### [Requirement]
Collect every line of the records below that contains the word "None".

### [Provided records]
- - - - - - -
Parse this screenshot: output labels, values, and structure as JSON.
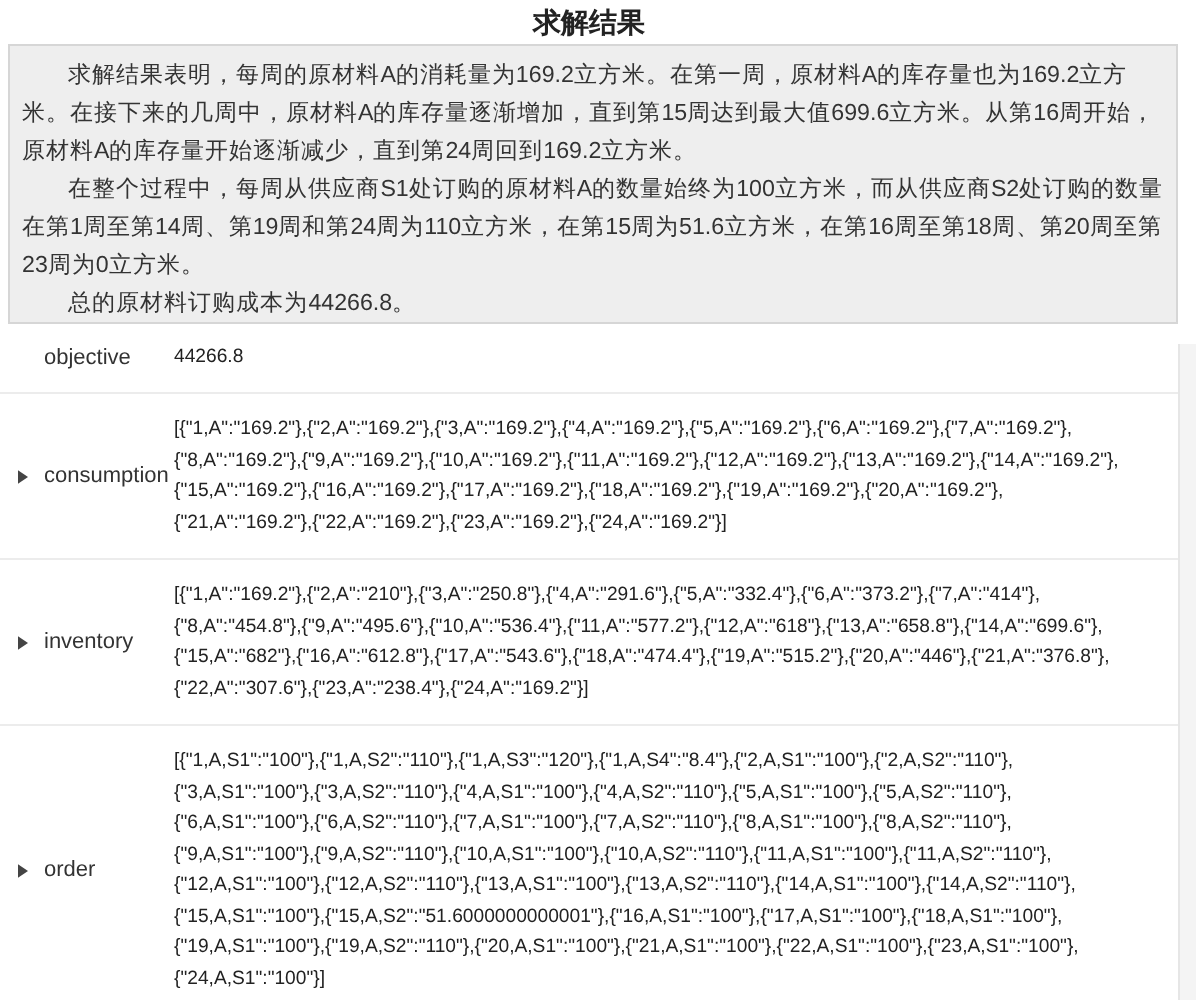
{
  "title": "求解结果",
  "summary": [
    "求解结果表明，每周的原材料A的消耗量为169.2立方米。在第一周，原材料A的库存量也为169.2立方米。在接下来的几周中，原材料A的库存量逐渐增加，直到第15周达到最大值699.6立方米。从第16周开始，原材料A的库存量开始逐渐减少，直到第24周回到169.2立方米。",
    "在整个过程中，每周从供应商S1处订购的原材料A的数量始终为100立方米，而从供应商S2处订购的数量在第1周至第14周、第19周和第24周为110立方米，在第15周为51.6立方米，在第16周至第18周、第20周至第23周为0立方米。",
    "总的原材料订购成本为44266.8。"
  ],
  "rows": [
    {
      "kind": "scalar",
      "label": "objective",
      "value": [
        "44266.8"
      ]
    },
    {
      "kind": "list",
      "expanded": false,
      "label": "consumption",
      "value": [
        "[{\"1,A\":\"169.2\"},{\"2,A\":\"169.2\"},{\"3,A\":\"169.2\"},{\"4,A\":\"169.2\"},{\"5,A\":\"169.2\"},{\"6,A\":\"169.2\"},{\"7,A\":\"169.2\"},",
        "{\"8,A\":\"169.2\"},{\"9,A\":\"169.2\"},{\"10,A\":\"169.2\"},{\"11,A\":\"169.2\"},{\"12,A\":\"169.2\"},{\"13,A\":\"169.2\"},{\"14,A\":\"169.2\"},",
        "{\"15,A\":\"169.2\"},{\"16,A\":\"169.2\"},{\"17,A\":\"169.2\"},{\"18,A\":\"169.2\"},{\"19,A\":\"169.2\"},{\"20,A\":\"169.2\"},",
        "{\"21,A\":\"169.2\"},{\"22,A\":\"169.2\"},{\"23,A\":\"169.2\"},{\"24,A\":\"169.2\"}]"
      ]
    },
    {
      "kind": "list",
      "expanded": false,
      "label": "inventory",
      "value": [
        "[{\"1,A\":\"169.2\"},{\"2,A\":\"210\"},{\"3,A\":\"250.8\"},{\"4,A\":\"291.6\"},{\"5,A\":\"332.4\"},{\"6,A\":\"373.2\"},{\"7,A\":\"414\"},",
        "{\"8,A\":\"454.8\"},{\"9,A\":\"495.6\"},{\"10,A\":\"536.4\"},{\"11,A\":\"577.2\"},{\"12,A\":\"618\"},{\"13,A\":\"658.8\"},{\"14,A\":\"699.6\"},",
        "{\"15,A\":\"682\"},{\"16,A\":\"612.8\"},{\"17,A\":\"543.6\"},{\"18,A\":\"474.4\"},{\"19,A\":\"515.2\"},{\"20,A\":\"446\"},{\"21,A\":\"376.8\"},",
        "{\"22,A\":\"307.6\"},{\"23,A\":\"238.4\"},{\"24,A\":\"169.2\"}]"
      ]
    },
    {
      "kind": "list",
      "expanded": false,
      "label": "order",
      "value": [
        "[{\"1,A,S1\":\"100\"},{\"1,A,S2\":\"110\"},{\"1,A,S3\":\"120\"},{\"1,A,S4\":\"8.4\"},{\"2,A,S1\":\"100\"},{\"2,A,S2\":\"110\"},",
        "{\"3,A,S1\":\"100\"},{\"3,A,S2\":\"110\"},{\"4,A,S1\":\"100\"},{\"4,A,S2\":\"110\"},{\"5,A,S1\":\"100\"},{\"5,A,S2\":\"110\"},",
        "{\"6,A,S1\":\"100\"},{\"6,A,S2\":\"110\"},{\"7,A,S1\":\"100\"},{\"7,A,S2\":\"110\"},{\"8,A,S1\":\"100\"},{\"8,A,S2\":\"110\"},",
        "{\"9,A,S1\":\"100\"},{\"9,A,S2\":\"110\"},{\"10,A,S1\":\"100\"},{\"10,A,S2\":\"110\"},{\"11,A,S1\":\"100\"},{\"11,A,S2\":\"110\"},",
        "{\"12,A,S1\":\"100\"},{\"12,A,S2\":\"110\"},{\"13,A,S1\":\"100\"},{\"13,A,S2\":\"110\"},{\"14,A,S1\":\"100\"},{\"14,A,S2\":\"110\"},",
        "{\"15,A,S1\":\"100\"},{\"15,A,S2\":\"51.6000000000001\"},{\"16,A,S1\":\"100\"},{\"17,A,S1\":\"100\"},{\"18,A,S1\":\"100\"},",
        "{\"19,A,S1\":\"100\"},{\"19,A,S2\":\"110\"},{\"20,A,S1\":\"100\"},{\"21,A,S1\":\"100\"},{\"22,A,S1\":\"100\"},{\"23,A,S1\":\"100\"},",
        "{\"24,A,S1\":\"100\"}]"
      ]
    }
  ]
}
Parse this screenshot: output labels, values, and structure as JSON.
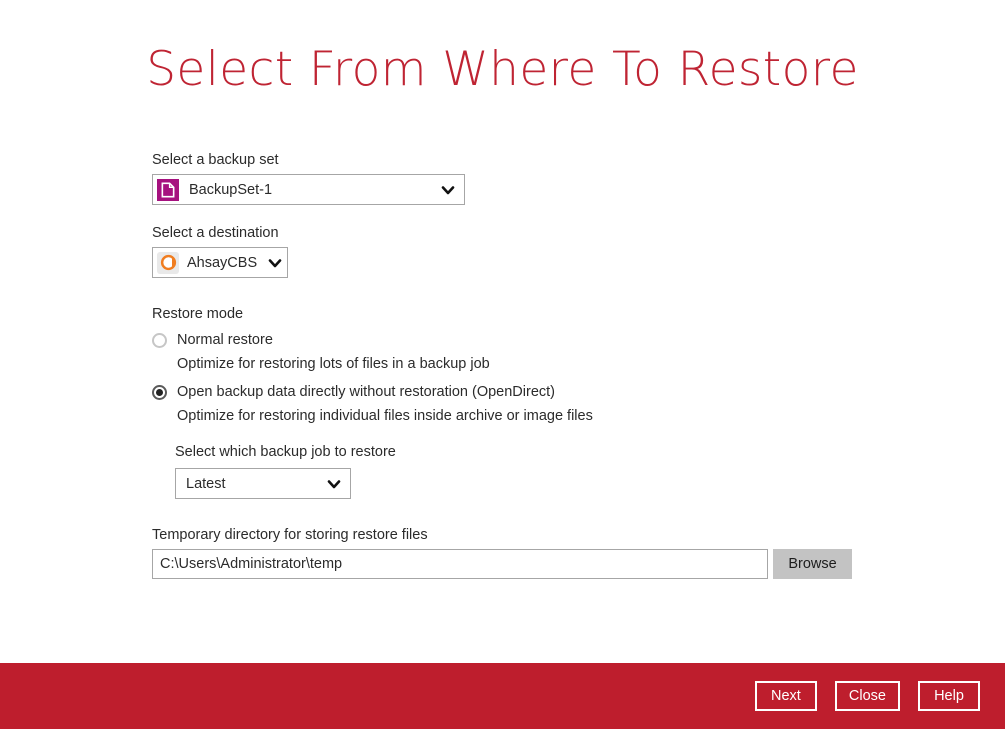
{
  "page": {
    "title": "Select From Where To Restore"
  },
  "backup_set": {
    "label": "Select a backup set",
    "value": "BackupSet-1",
    "icon": "document-icon",
    "icon_color": "#a6117f",
    "chevron": "chevron-down-icon"
  },
  "destination": {
    "label": "Select a destination",
    "value": "AhsayCBS",
    "icon": "ahsaycbs-logo-icon",
    "icon_color": "#f07d20",
    "chevron": "chevron-down-icon"
  },
  "restore_mode": {
    "label": "Restore mode",
    "options": [
      {
        "label": "Normal restore",
        "description": "Optimize for restoring lots of files in a backup job",
        "selected": false
      },
      {
        "label": "Open backup data directly without restoration (OpenDirect)",
        "description": "Optimize for restoring individual files inside archive or image files",
        "selected": true
      }
    ]
  },
  "backup_job": {
    "label": "Select which backup job to restore",
    "value": "Latest",
    "chevron": "chevron-down-icon"
  },
  "temp_directory": {
    "label": "Temporary directory for storing restore files",
    "value": "C:\\Users\\Administrator\\temp",
    "browse_label": "Browse"
  },
  "footer": {
    "background": "#be1e2d",
    "buttons": [
      {
        "label": "Next"
      },
      {
        "label": "Close"
      },
      {
        "label": "Help"
      }
    ]
  }
}
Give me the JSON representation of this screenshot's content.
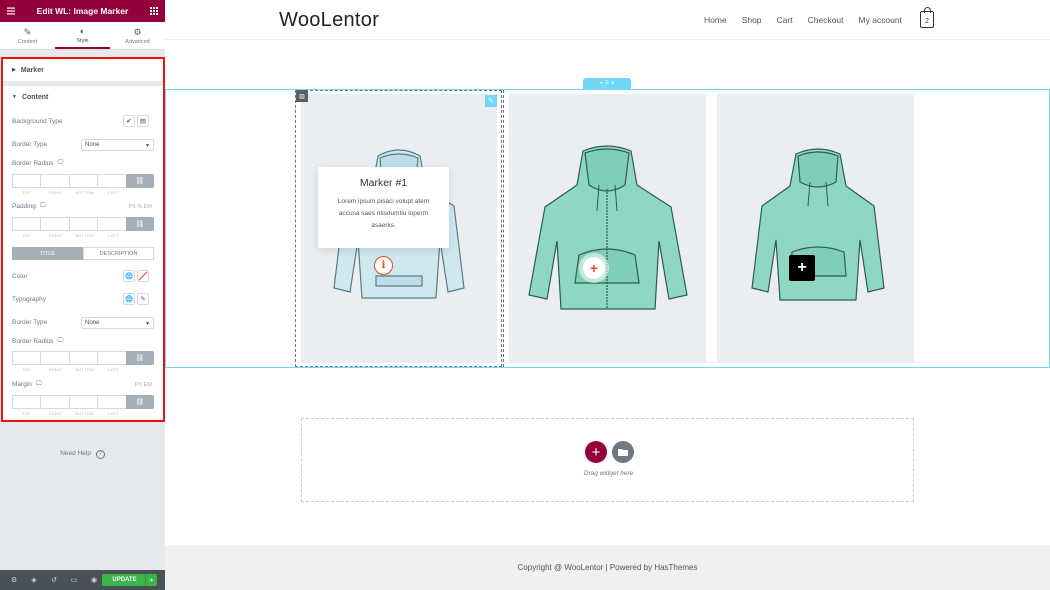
{
  "panel": {
    "title": "Edit WL: Image Marker",
    "tabs": [
      {
        "label": "Content",
        "icon": "pencil-icon"
      },
      {
        "label": "Style",
        "icon": "half-circle-icon"
      },
      {
        "label": "Advanced",
        "icon": "gear-icon"
      }
    ],
    "sections": {
      "marker": "Marker",
      "content": "Content"
    },
    "background_type": "Background Type",
    "border_type_label": "Border Type",
    "border_type_value": "None",
    "border_radius": "Border Radius",
    "padding": "Padding",
    "dim_labels": [
      "TOP",
      "RIGHT",
      "BOTTOM",
      "LEFT"
    ],
    "units": "PX  %  EM",
    "units_px_em": "PX  EM",
    "toggle": {
      "title": "TITLE",
      "description": "DESCRIPTION"
    },
    "color": "Color",
    "typography": "Typography",
    "border_type_2_label": "Border Type",
    "border_type_2_value": "None",
    "border_radius_2": "Border Radius",
    "margin": "Margin",
    "need_help": "Need Help",
    "update": "UPDATE"
  },
  "site": {
    "logo": "WooLentor",
    "nav": [
      "Home",
      "Shop",
      "Cart",
      "Checkout",
      "My account"
    ],
    "cart_count": "2",
    "section_handle": "+  ⠿  ×",
    "marker": {
      "title": "Marker #1",
      "description": "Lorem ipsum pisaci volupt atem accusa saes ntisdumtiu loperm asaerks."
    },
    "drop_zone_text": "Drag widget here",
    "footer": "Copyright @ WooLentor | Powered by HasThemes"
  },
  "colors": {
    "brand": "#93003c",
    "update_green": "#39b54a",
    "selection_blue": "#71d7f7",
    "hoodie_blue": "#cfe8f0",
    "hoodie_green": "#8ed8c3",
    "marker_red": "#e34a26"
  }
}
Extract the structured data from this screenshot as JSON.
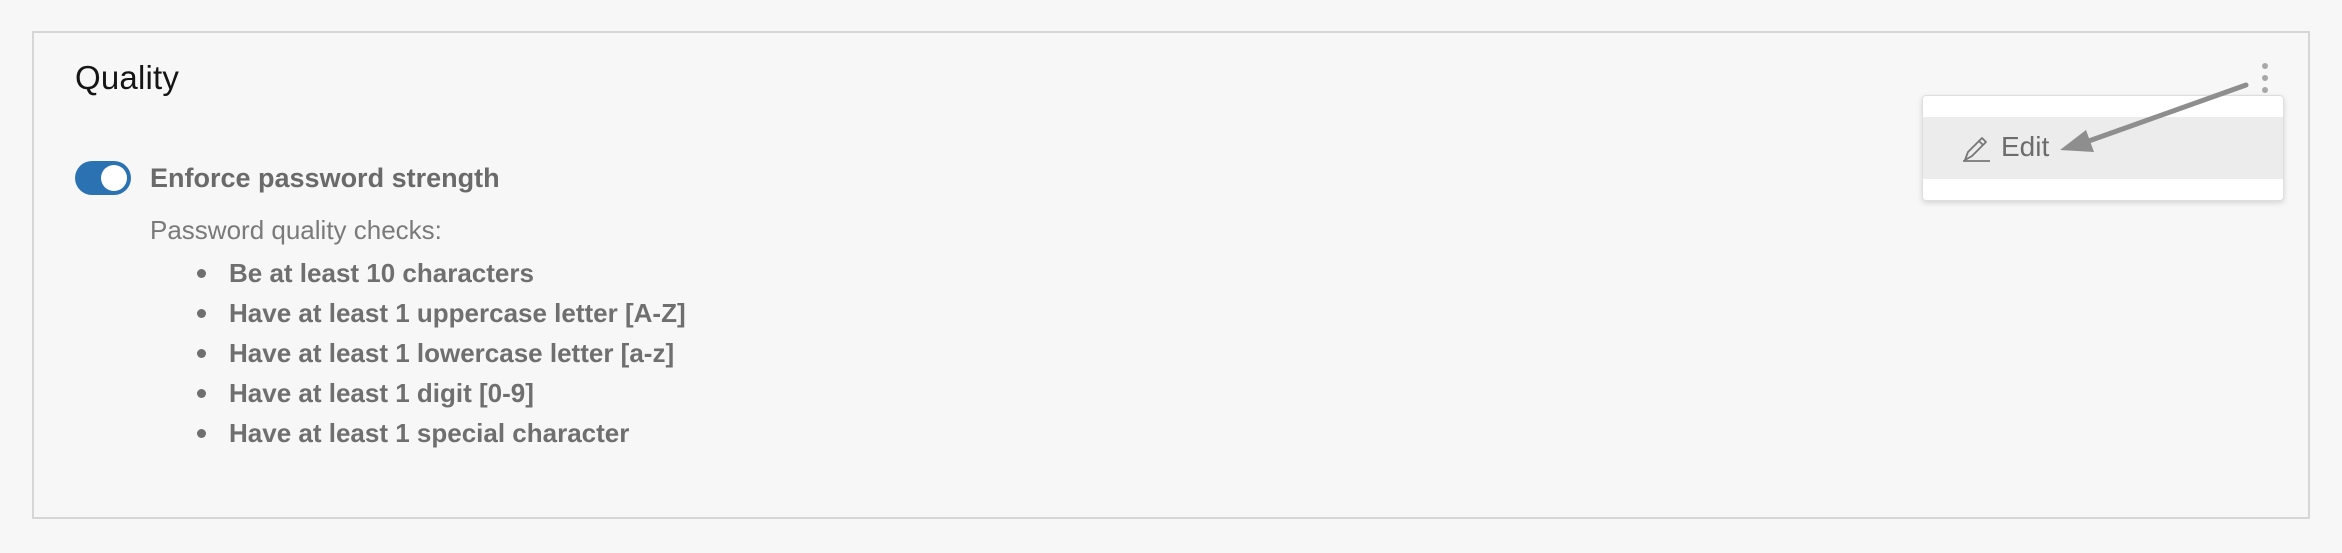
{
  "section": {
    "title": "Quality"
  },
  "toggle": {
    "label": "Enforce password strength",
    "state": "on",
    "color": "#2b72b3"
  },
  "checks": {
    "heading": "Password quality checks:",
    "items": [
      "Be at least 10 characters",
      "Have at least 1 uppercase letter [A-Z]",
      "Have at least 1 lowercase letter [a-z]",
      "Have at least 1 digit [0-9]",
      "Have at least 1 special character"
    ]
  },
  "menu": {
    "kebab_icon": "kebab-vertical-icon",
    "items": [
      {
        "label": "Edit",
        "icon": "pencil-icon"
      }
    ]
  },
  "annotation": {
    "icon": "arrow-icon",
    "color": "#8e8e8e"
  }
}
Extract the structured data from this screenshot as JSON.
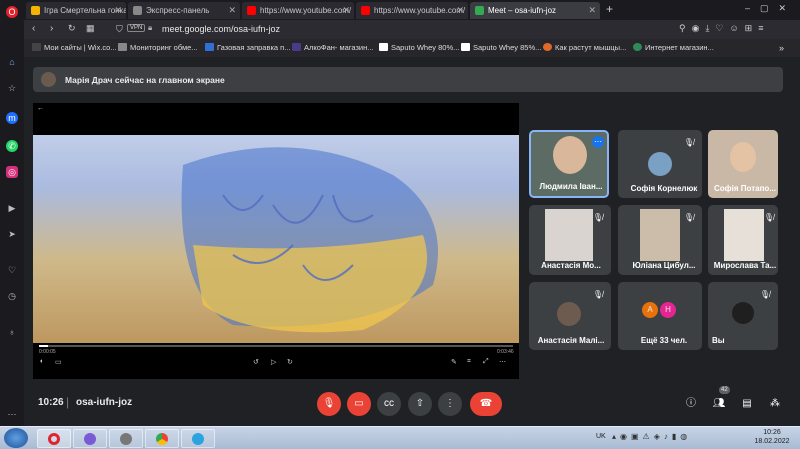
{
  "tabs": [
    {
      "title": "Ігра Смертельна гонка он",
      "color": "#f4b400"
    },
    {
      "title": "Экспресс-панель",
      "color": "#888888"
    },
    {
      "title": "https://www.youtube.com/",
      "color": "#ff0000"
    },
    {
      "title": "https://www.youtube.com/",
      "color": "#ff0000"
    },
    {
      "title": "Meet – osa-iufn-joz",
      "color": "#34a853"
    }
  ],
  "address": {
    "vpn": "VPN",
    "url": "meet.google.com/osa-iufn-joz"
  },
  "bookmarks": [
    {
      "label": "Мои сайты | Wix.co...",
      "color": "#444444"
    },
    {
      "label": "Мониторинг обме...",
      "color": "#888888"
    },
    {
      "label": "Газовая заправка п...",
      "color": "#2f6fd6"
    },
    {
      "label": "АлкоФан- магазин...",
      "color": "#4a3a8a"
    },
    {
      "label": "Saputo Whey 80%...",
      "color": "#ffffff"
    },
    {
      "label": "Saputo Whey 85%...",
      "color": "#ffffff"
    },
    {
      "label": "Как растут мышцы...",
      "color": "#e0692a"
    },
    {
      "label": "Интернет магазин...",
      "color": "#2e8b57"
    }
  ],
  "meet": {
    "notification": "Марія Драч сейчас на главном экране",
    "time": "10:26",
    "meeting_code": "osa-iufn-joz",
    "video": {
      "time_left": "0:00:05",
      "time_right": "0:03:46"
    },
    "participants": [
      {
        "name": "Людмила Іван...",
        "speaking": true
      },
      {
        "name": "Софія Корнелюк",
        "speaking": false
      },
      {
        "name": "Софія Потапо...",
        "speaking": false
      },
      {
        "name": "Анастасія Мо...",
        "speaking": false
      },
      {
        "name": "Юліана Цибул...",
        "speaking": false
      },
      {
        "name": "Мирослава Та...",
        "speaking": false
      },
      {
        "name": "Анастасія Малі...",
        "speaking": false
      },
      {
        "name": "Ещё 33 чел.",
        "speaking": false,
        "initials": [
          "А",
          "Н"
        ]
      },
      {
        "name": "Вы",
        "speaking": false
      }
    ],
    "people_count": "42"
  },
  "taskbar": {
    "lang": "UK",
    "clock_time": "10:26",
    "clock_date": "18.02.2022"
  }
}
- - - - - - -
### [Result below]
    "border_type_value": "None",
    "border_type_2_value": "None",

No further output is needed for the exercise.